[begin Data provided]

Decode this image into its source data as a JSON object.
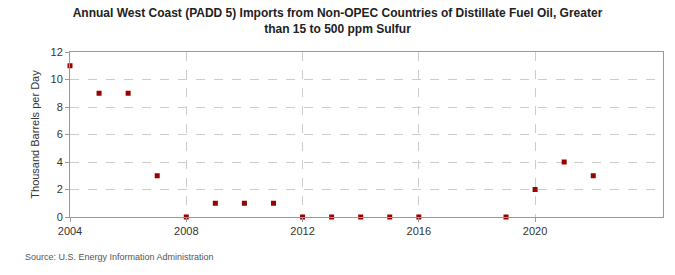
{
  "chart_data": {
    "type": "scatter",
    "title": [
      "Annual West Coast (PADD 5) Imports from Non-OPEC Countries of Distillate Fuel Oil, Greater",
      "than 15 to 500 ppm Sulfur"
    ],
    "y_label": "Thousand Barrels per Day",
    "source": "Source: U.S. Energy Information Administration",
    "x": [
      2004,
      2005,
      2006,
      2007,
      2008,
      2009,
      2010,
      2011,
      2012,
      2013,
      2014,
      2015,
      2016,
      2019,
      2020,
      2021,
      2022
    ],
    "values": [
      11,
      9,
      9,
      3,
      0,
      1,
      1,
      1,
      0,
      0,
      0,
      0,
      0,
      0,
      2,
      4,
      3
    ],
    "color": "#990000",
    "marker": "square",
    "xlim": [
      2004,
      2024.4
    ],
    "xticks": [
      2004,
      2008,
      2012,
      2016,
      2020
    ],
    "ylim": [
      0,
      12
    ],
    "yticks": [
      0,
      2,
      4,
      6,
      8,
      10,
      12
    ],
    "grid": true
  }
}
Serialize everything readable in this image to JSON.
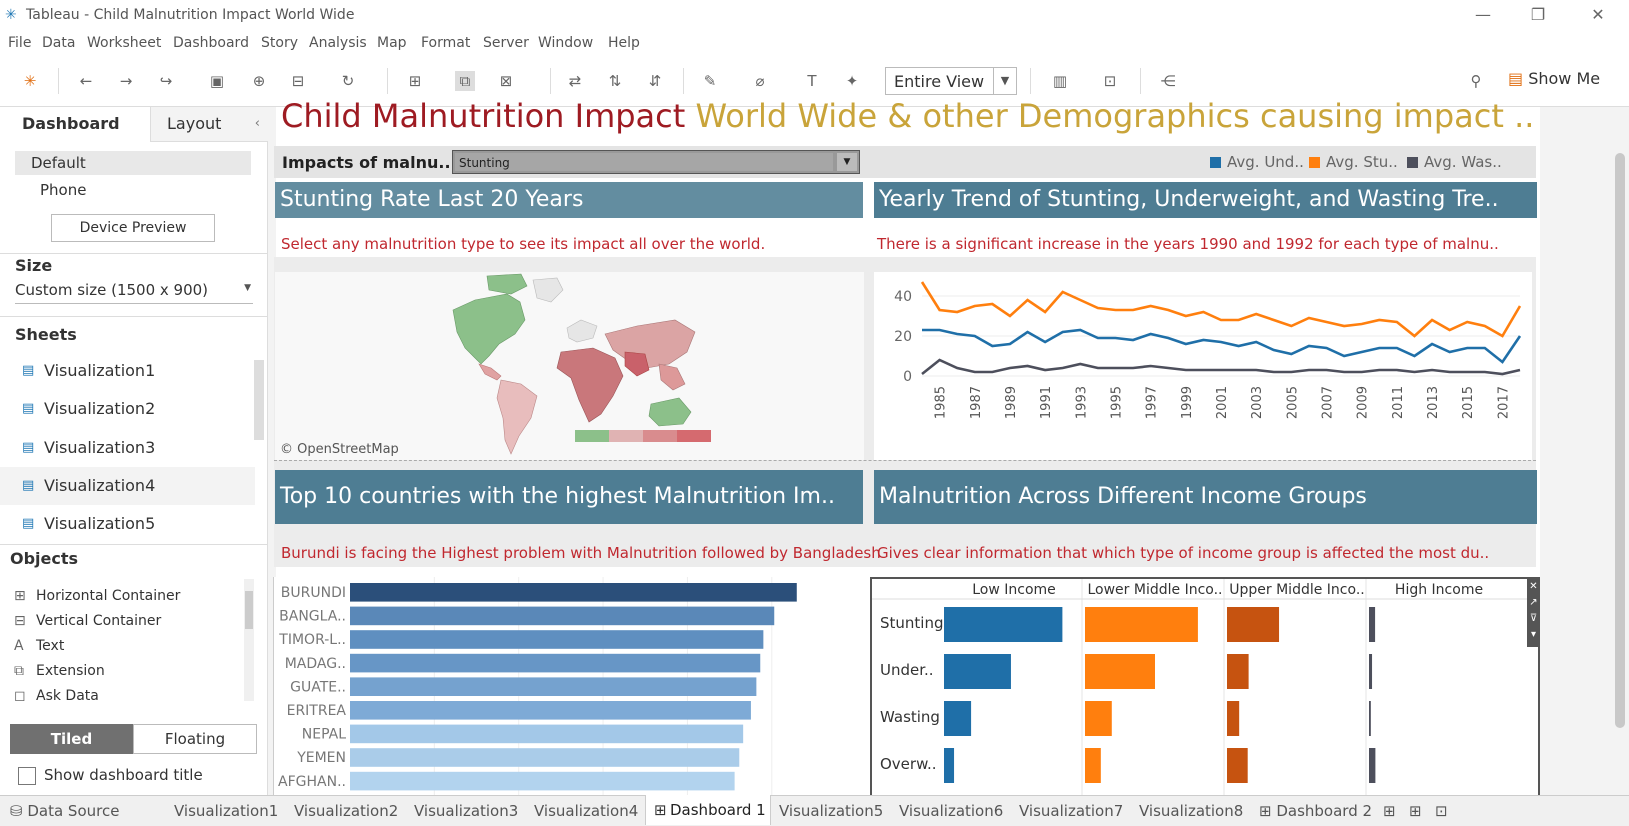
{
  "window": {
    "title": "Tableau - Child Malnutrition Impact World Wide",
    "controls": [
      "minimize-icon",
      "restore-icon",
      "close-icon"
    ]
  },
  "menu": [
    "File",
    "Data",
    "Worksheet",
    "Dashboard",
    "Story",
    "Analysis",
    "Map",
    "Format",
    "Server",
    "Window",
    "Help"
  ],
  "toolbar": {
    "view_select": "Entire View",
    "show_me": "Show Me"
  },
  "left_panel": {
    "tabs": [
      "Dashboard",
      "Layout"
    ],
    "devices": [
      "Default",
      "Phone"
    ],
    "device_preview": "Device Preview",
    "size_title": "Size",
    "size_value": "Custom size (1500 x 900)",
    "sheets_title": "Sheets",
    "sheets": [
      "Visualization1",
      "Visualization2",
      "Visualization3",
      "Visualization4",
      "Visualization5"
    ],
    "objects_title": "Objects",
    "objects": [
      "Horizontal Container",
      "Vertical Container",
      "Text",
      "Extension",
      "Ask Data"
    ],
    "tiled": "Tiled",
    "floating": "Floating",
    "show_title": "Show dashboard title"
  },
  "dashboard": {
    "title_part1": "Child Malnutrition Impact",
    "title_part2": "World Wide & other Demographics causing impact ..",
    "filter_label": "Impacts of malnu..",
    "filter_value": "Stunting",
    "legend": [
      {
        "label": "Avg. Und..",
        "color": "#1f6fa8"
      },
      {
        "label": "Avg. Stu..",
        "color": "#ff7f0e"
      },
      {
        "label": "Avg. Was..",
        "color": "#4d4f5c"
      }
    ],
    "panels": {
      "map_title": "Stunting Rate Last 20 Years",
      "map_caption": "Select any malnutrition type to see its impact all over the world.",
      "map_credit": "© OpenStreetMap",
      "trend_title": "Yearly Trend of Stunting, Underweight, and Wasting Tre..",
      "trend_caption": "There is a significant increase in the years 1990 and 1992 for each type of malnu..",
      "top10_title": "Top 10 countries with the highest Malnutrition Im..",
      "top10_caption": "Burundi is facing the Highest problem with Malnutrition followed by Bangladesh",
      "income_title": "Malnutrition Across Different Income Groups",
      "income_caption": "Gives clear information that which type of income group is affected the most du.."
    }
  },
  "chart_data": [
    {
      "type": "line",
      "x": [
        1984,
        1985,
        1986,
        1987,
        1988,
        1989,
        1990,
        1991,
        1992,
        1993,
        1994,
        1995,
        1996,
        1997,
        1998,
        1999,
        2000,
        2001,
        2002,
        2003,
        2004,
        2005,
        2006,
        2007,
        2008,
        2009,
        2010,
        2011,
        2012,
        2013,
        2014,
        2015,
        2016,
        2017,
        2018
      ],
      "x_tick_labels": [
        "1985",
        "1987",
        "1989",
        "1991",
        "1993",
        "1995",
        "1997",
        "1999",
        "2001",
        "2003",
        "2005",
        "2007",
        "2009",
        "2011",
        "2013",
        "2015",
        "2017"
      ],
      "y_ticks": [
        "0",
        "20",
        "40"
      ],
      "ylim": [
        -2,
        48
      ],
      "series": [
        {
          "color": "#ff7f0e",
          "values": [
            47,
            33,
            32,
            35,
            36,
            30,
            38,
            32,
            42,
            38,
            34,
            33,
            33,
            35,
            33,
            30,
            32,
            28,
            28,
            31,
            28,
            25,
            29,
            27,
            25,
            26,
            28,
            27,
            20,
            28,
            23,
            27,
            25,
            20,
            35
          ]
        },
        {
          "color": "#1f6fa8",
          "values": [
            23,
            23,
            21,
            20,
            15,
            16,
            22,
            17,
            22,
            23,
            19,
            19,
            18,
            21,
            19,
            16,
            18,
            17,
            15,
            17,
            13,
            11,
            15,
            14,
            10,
            12,
            14,
            14,
            10,
            16,
            12,
            14,
            14,
            7,
            20
          ]
        },
        {
          "color": "#4d4f5c",
          "values": [
            1,
            8,
            4,
            2,
            2,
            4,
            5,
            3,
            4,
            6,
            4,
            4,
            4,
            5,
            4,
            3,
            3,
            3,
            3,
            3,
            2,
            2,
            3,
            3,
            2,
            2,
            3,
            3,
            2,
            3,
            2,
            2,
            2,
            1,
            3
          ]
        }
      ]
    },
    {
      "type": "bar",
      "categories": [
        "BURUNDI",
        "BANGLA..",
        "TIMOR-L..",
        "MADAG..",
        "GUATE..",
        "ERITREA",
        "NEPAL",
        "YEMEN",
        "AFGHAN.."
      ],
      "values": [
        57.5,
        54.6,
        53.2,
        52.8,
        52.3,
        51.6,
        50.6,
        50.1,
        49.5
      ],
      "colors": [
        "#2b4f7a",
        "#5a88b8",
        "#5f8fc0",
        "#6796c6",
        "#75a2cf",
        "#7eaad6",
        "#a3c8e8",
        "#aacce9",
        "#b2d3ee"
      ]
    },
    {
      "type": "bar",
      "columns": [
        "Low Income",
        "Lower Middle Inco..",
        "Upper Middle Inco..",
        "High Income"
      ],
      "rows": [
        "Stunting",
        "Under..",
        "Wasting",
        "Overw.."
      ],
      "column_colors": [
        "#1f6fa8",
        "#ff7f0e",
        "#c65310",
        "#4d4f5c"
      ],
      "values": [
        [
          38.9,
          37.1,
          17.1,
          2.0
        ],
        [
          22.0,
          23.0,
          7.1,
          1.0
        ],
        [
          8.9,
          8.8,
          4.0,
          0.6
        ],
        [
          3.3,
          5.2,
          6.8,
          2.1
        ]
      ],
      "max": 46
    }
  ],
  "bottom_tabs": [
    {
      "label": "Data Source",
      "icon": "database-icon"
    },
    {
      "label": "Visualization1"
    },
    {
      "label": "Visualization2"
    },
    {
      "label": "Visualization3"
    },
    {
      "label": "Visualization4"
    },
    {
      "label": "Dashboard 1",
      "icon": "dashboard-icon",
      "active": true
    },
    {
      "label": "Visualization5"
    },
    {
      "label": "Visualization6"
    },
    {
      "label": "Visualization7"
    },
    {
      "label": "Visualization8"
    },
    {
      "label": "Dashboard 2",
      "icon": "dashboard-icon"
    }
  ]
}
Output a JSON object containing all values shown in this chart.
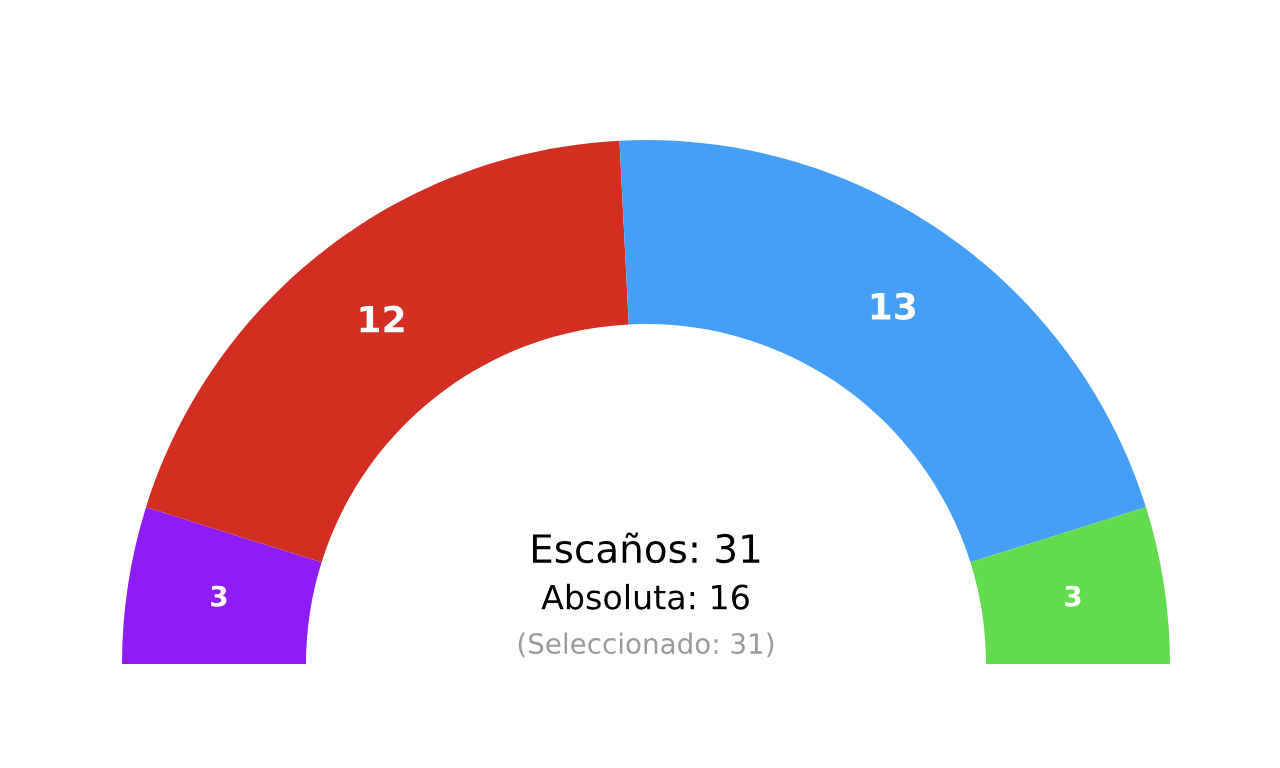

[end Data provided]

* [Written exercise]:
Of the lines in the data above, how many contain the word "Child"? Give only that figure.

* [Response to the task]:
2